> _TASK MATERIAL_:
※
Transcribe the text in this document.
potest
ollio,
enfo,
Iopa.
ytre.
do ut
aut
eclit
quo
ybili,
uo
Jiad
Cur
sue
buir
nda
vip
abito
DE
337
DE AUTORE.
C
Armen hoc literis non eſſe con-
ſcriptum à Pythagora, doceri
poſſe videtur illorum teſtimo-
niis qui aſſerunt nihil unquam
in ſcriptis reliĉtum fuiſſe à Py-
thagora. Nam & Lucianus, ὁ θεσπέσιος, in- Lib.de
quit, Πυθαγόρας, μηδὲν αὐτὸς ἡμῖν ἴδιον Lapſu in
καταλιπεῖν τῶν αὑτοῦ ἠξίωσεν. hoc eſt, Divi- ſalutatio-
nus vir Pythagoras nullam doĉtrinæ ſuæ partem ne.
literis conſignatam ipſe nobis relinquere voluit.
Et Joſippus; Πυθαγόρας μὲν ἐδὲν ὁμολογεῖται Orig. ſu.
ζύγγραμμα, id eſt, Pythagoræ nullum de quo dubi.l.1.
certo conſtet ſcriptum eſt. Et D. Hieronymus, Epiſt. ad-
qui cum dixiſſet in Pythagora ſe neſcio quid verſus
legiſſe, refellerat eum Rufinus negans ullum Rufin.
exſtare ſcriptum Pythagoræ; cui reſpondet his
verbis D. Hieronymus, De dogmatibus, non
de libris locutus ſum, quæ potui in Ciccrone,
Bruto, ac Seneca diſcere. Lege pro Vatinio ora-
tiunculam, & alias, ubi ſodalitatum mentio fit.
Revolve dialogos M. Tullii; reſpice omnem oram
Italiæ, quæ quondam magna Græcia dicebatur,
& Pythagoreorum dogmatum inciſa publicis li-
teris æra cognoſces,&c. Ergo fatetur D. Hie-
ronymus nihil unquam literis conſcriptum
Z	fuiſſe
※
> _OBJECTIVE_: Every line of the data above should be copied exactly.

> _SOLUTION BELOW_:
Transcribe the text in this document.
potest
ollio,
enfo,
Iopa.
ytre.
do ut
aut
eclit
quo
ybili,
uo
Jiad
Cur
sue
buir
nda
vip
abito
DE
337
DE AUTORE.
C
Armen hoc literis non eſſe con-
ſcriptum à Pythagora, doceri
poſſe videtur illorum teſtimo-
niis qui aſſerunt nihil unquam
in ſcriptis reliĉtum fuiſſe à Py-
thagora. Nam & Lucianus, ὁ θεσπέσιος, in- Lib.de
quit, Πυθαγόρας, μηδὲν αὐτὸς ἡμῖν ἴδιον Lapſu in
καταλιπεῖν τῶν αὑτοῦ ἠξίωσεν. hoc eſt, Divi- ſalutatio-
nus vir Pythagoras nullam doĉtrinæ ſuæ partem ne.
literis conſignatam ipſe nobis relinquere voluit.
Et Joſippus; Πυθαγόρας μὲν ἐδὲν ὁμολογεῖται Orig. ſu.
ζύγγραμμα, id eſt, Pythagoræ nullum de quo dubi.l.1.
certo conſtet ſcriptum eſt. Et D. Hieronymus, Epiſt. ad-
qui cum dixiſſet in Pythagora ſe neſcio quid verſus
legiſſe, refellerat eum Rufinus negans ullum Rufin.
exſtare ſcriptum Pythagoræ; cui reſpondet his
verbis D. Hieronymus, De dogmatibus, non
de libris locutus ſum, quæ potui in Ciccrone,
Bruto, ac Seneca diſcere. Lege pro Vatinio ora-
tiunculam, & alias, ubi ſodalitatum mentio fit.
Revolve dialogos M. Tullii; reſpice omnem oram
Italiæ, quæ quondam magna Græcia dicebatur,
& Pythagoreorum dogmatum inciſa publicis li-
teris æra cognoſces,&c. Ergo fatetur D. Hie-
ronymus nihil unquam literis conſcriptum
Z	fuiſſe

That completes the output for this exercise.